▸ Document excerpt

Segment Open

Budget bill clears the House and is headed for the Senate
Chair of the House Appropriations Committee Rep. Llew Jones, R-Conrad, speaks on the House floor Wednesday before debate started on House Bill 2. (Photo by Blair Miller/Daily Montanan)
The bill to appropriate more than $14 billion, including federal dollars, for state government for the upcoming two years advanced after a marathon hearing on the House floor Wednesday.
House Bill 2 passed second reading on a party line vote, Republicans in favor and Democrats in opposition, after more than a dozen attempts by Democrats to amend the bill failed.
Bill sponsor and Chairman of House Appropriations Llew Jones, R-Conrad, said Wednesday the budget was a “positive product,” taking into consideration the impact of inflation and population growth in the state.
Thursday, the bill was passed on third reading in the House, and it will go to Senate Finance and Claims.
Excluding federal dollars, the total budget for the next two years is at $4.2 billion. The legislative budget is $17.4 million more, less than 1% higher, than what was proposed in Gov. Greg Gianforte’s budget, according to an overview from the Legislative Fiscal Division.
The budget increased 11.9% or $1.5 billion since last session, when including federal dollars coming to the state. Federal funds make up half of the state’s overall budget.
A legislative fiscal division analysis attributed the increases in part to Medicaid provider-rate and caseload adjustments in the Department of Public Health and Human Services, a topic of much debate in committee and on the floor. DPHHS makes up half of the state’s total budget.
The bill also reflected an increase in federal dollars from the Infrastructure, Investments and Jobs Act in the Department of Transportation.
Another hotly debated line item Wednesday included funding to send prisoners to a private prison in Arizona, citing capacity issues in the state. On the floor, Democrats pushed a variety of failed amendments, including one to allocate $600,000 to help children afford meals in school.
There was an 8.6% increase in general fund dollars since last session when excluding a shift in funds to the Office of Public Instruction, a legislative fiscal division analysis found. General fund dollars make up 30% of the state’s total budget.
Minority Leader Kim Abbott, D-Helena, said there are some really good things about the budget featuring bipartisan compromises.
“Where this budget fails, it fails in a way that’s stunning to me,” Abbott said.
Abbott said HB2 makes no direct investment in affordable housing, and the state is barely maintaining the status quo in childcare and came in “below 2019 cost of doing business provider rates” for Medicaid providers.
She said neighboring states like Idaho and North Dakota were passing big investments in childcare and that Montana was getting left behind regionally. She said that local governments were having to bail out the state for a “lack of commitment to solving problems.”

Segment Closed

▸ Provided information
Segment Open

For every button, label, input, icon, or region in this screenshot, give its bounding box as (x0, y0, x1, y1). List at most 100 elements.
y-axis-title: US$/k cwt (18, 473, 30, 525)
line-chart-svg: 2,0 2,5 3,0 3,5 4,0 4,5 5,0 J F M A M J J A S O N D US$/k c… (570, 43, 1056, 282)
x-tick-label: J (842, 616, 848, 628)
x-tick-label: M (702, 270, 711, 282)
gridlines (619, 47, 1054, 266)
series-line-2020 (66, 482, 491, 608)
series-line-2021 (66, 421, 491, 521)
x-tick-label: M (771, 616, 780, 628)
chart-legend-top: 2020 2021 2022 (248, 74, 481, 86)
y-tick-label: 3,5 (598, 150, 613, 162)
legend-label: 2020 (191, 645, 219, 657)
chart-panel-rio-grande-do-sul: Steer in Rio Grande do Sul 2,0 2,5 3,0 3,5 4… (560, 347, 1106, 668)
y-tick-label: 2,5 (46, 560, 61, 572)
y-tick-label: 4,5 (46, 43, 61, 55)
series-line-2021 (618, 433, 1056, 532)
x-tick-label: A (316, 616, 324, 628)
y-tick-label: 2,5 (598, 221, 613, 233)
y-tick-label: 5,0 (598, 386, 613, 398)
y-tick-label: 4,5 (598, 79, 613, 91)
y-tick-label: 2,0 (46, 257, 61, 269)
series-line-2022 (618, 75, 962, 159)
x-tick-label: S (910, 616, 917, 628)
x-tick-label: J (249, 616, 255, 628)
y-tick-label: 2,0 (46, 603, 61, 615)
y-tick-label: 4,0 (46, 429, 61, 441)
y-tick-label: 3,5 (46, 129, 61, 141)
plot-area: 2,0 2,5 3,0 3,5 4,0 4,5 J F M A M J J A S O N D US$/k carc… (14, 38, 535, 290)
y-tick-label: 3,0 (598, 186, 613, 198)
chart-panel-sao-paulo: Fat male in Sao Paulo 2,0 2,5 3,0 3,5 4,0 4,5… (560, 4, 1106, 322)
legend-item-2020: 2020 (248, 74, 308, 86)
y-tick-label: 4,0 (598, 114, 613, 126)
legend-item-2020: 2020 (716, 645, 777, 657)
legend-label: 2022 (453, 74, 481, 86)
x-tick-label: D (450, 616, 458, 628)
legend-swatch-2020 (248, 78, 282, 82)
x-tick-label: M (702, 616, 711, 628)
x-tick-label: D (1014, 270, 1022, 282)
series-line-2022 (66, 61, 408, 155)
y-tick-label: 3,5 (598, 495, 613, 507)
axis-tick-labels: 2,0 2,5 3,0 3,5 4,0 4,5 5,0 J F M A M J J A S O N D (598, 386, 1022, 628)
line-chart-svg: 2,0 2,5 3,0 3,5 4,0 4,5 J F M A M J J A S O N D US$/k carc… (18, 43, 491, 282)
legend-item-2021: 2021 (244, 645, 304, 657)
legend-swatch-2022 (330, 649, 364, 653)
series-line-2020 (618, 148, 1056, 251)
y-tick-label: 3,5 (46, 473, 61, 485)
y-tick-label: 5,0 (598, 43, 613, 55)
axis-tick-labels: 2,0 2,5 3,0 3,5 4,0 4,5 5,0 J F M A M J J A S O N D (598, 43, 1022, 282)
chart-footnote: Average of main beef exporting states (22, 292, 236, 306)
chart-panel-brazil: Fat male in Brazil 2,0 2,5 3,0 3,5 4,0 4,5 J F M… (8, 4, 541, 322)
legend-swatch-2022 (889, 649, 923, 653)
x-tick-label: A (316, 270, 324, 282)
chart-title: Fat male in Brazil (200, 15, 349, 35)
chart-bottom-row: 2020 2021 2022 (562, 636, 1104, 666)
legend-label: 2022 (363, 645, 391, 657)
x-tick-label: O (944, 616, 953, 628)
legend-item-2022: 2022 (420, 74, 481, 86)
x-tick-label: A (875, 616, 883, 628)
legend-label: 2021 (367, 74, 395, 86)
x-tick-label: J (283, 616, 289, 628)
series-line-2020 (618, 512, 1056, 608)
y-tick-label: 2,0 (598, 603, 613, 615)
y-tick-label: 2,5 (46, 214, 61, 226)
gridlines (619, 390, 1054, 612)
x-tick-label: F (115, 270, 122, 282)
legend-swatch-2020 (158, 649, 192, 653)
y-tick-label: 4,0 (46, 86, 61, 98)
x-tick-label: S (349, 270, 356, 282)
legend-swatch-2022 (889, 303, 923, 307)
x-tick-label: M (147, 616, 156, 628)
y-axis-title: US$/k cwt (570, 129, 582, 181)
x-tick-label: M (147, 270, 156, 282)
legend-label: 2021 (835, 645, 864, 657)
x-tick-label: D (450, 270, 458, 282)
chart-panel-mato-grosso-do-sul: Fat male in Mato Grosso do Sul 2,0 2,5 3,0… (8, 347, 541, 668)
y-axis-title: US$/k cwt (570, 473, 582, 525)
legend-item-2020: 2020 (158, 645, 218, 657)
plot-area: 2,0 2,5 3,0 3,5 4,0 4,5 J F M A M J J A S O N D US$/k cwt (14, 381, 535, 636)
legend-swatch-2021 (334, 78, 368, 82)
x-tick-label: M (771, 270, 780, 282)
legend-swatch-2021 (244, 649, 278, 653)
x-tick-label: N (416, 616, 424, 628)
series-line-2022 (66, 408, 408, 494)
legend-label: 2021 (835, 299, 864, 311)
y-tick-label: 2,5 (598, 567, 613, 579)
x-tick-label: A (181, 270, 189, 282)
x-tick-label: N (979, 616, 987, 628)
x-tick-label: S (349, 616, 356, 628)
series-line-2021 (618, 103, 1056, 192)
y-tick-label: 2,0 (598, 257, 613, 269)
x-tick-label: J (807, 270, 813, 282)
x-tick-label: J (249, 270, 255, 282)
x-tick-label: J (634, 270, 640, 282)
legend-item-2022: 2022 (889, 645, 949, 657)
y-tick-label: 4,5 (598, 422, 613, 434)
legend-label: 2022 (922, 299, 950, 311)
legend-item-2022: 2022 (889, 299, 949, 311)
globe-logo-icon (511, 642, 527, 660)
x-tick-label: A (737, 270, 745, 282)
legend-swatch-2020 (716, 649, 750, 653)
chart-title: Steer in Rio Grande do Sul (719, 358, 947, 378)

Segment Closed

▸ Assignment 1
Reproduce the Montana budget article word for word, from "The bill to" up to and including "growth in the state.".
▸ Assignment 2
Pick up the Montana budget article after its final sentence and keep writing it.

▸ Response area 1
The bill to appropriate more than $14 billion, including federal dollars, for state government for the upcoming two years advanced after a marathon hearing on the House floor Wednesday.
House Bill 2 passed second reading on a party line vote, Republicans in favor and Democrats in opposition, after more than a dozen attempts by Democrats to amend the bill failed.
Bill sponsor and Chairman of House Appropriations Llew Jones, R-Conrad, said Wednesday the budget was a “positive product,” taking into consideration the impact of inflation and population growth in the state.

▸ Response area 2
Democrats put forward two housing amendments to the budget, one to reinstate an emergency renter’s assistance program with $65 million and another to allocate $15 million per year for affordable housing projects in the state through the Housing Montana program. Both failed.
Rep. Zooey Zephyr, D-Missoula, said she’s seen the legislature and the Governor’s Office say housing is a priority and then fail to act on it.
Funding for government services includes the Governor’s Office, the Secretary of State and the Office of the Commissioner of Political Practices, among others..
Legislative Services received more than $3 million to hire 19 employees to help with bill drafting and legal research. The legislature was also allocated $3.8 million for technology upgrades.
The Governor’s Office also got a $1.6 million boost in funding, including $335,000 for three positions: a position that will work on government efficiency initiatives, an internal audit manager, and a budget analyst, according to the budget summary.
The Indian Country Economic Development Program, which awards funds to Native American businesses around the state, was allocated $1.8 million and a full-time employee.
On the floor, legislators offered no amendments for Natural Resources and Transportation funds, the bulk of which are federal dollars. Natural resource agencies make up the smallest percentage of general fund appropriations at $98 million.
The Department of Natural Resources and Conservation saw a 13% budget increase and will spend$1.7 million on fire protection and mitigation programs.
Jones said the budget reflects the work of legislators and staff who came to a compromise that “both recognizes the taxpayer and the critical needs across our state.”
More work needs to be done, Jones said.
“It is a very good product for today,” Jones said in closing. “And deserves the support to move forward on its journey as we continue to try to find that balance that represents all of our perspectives and serves the needs of Montanans.”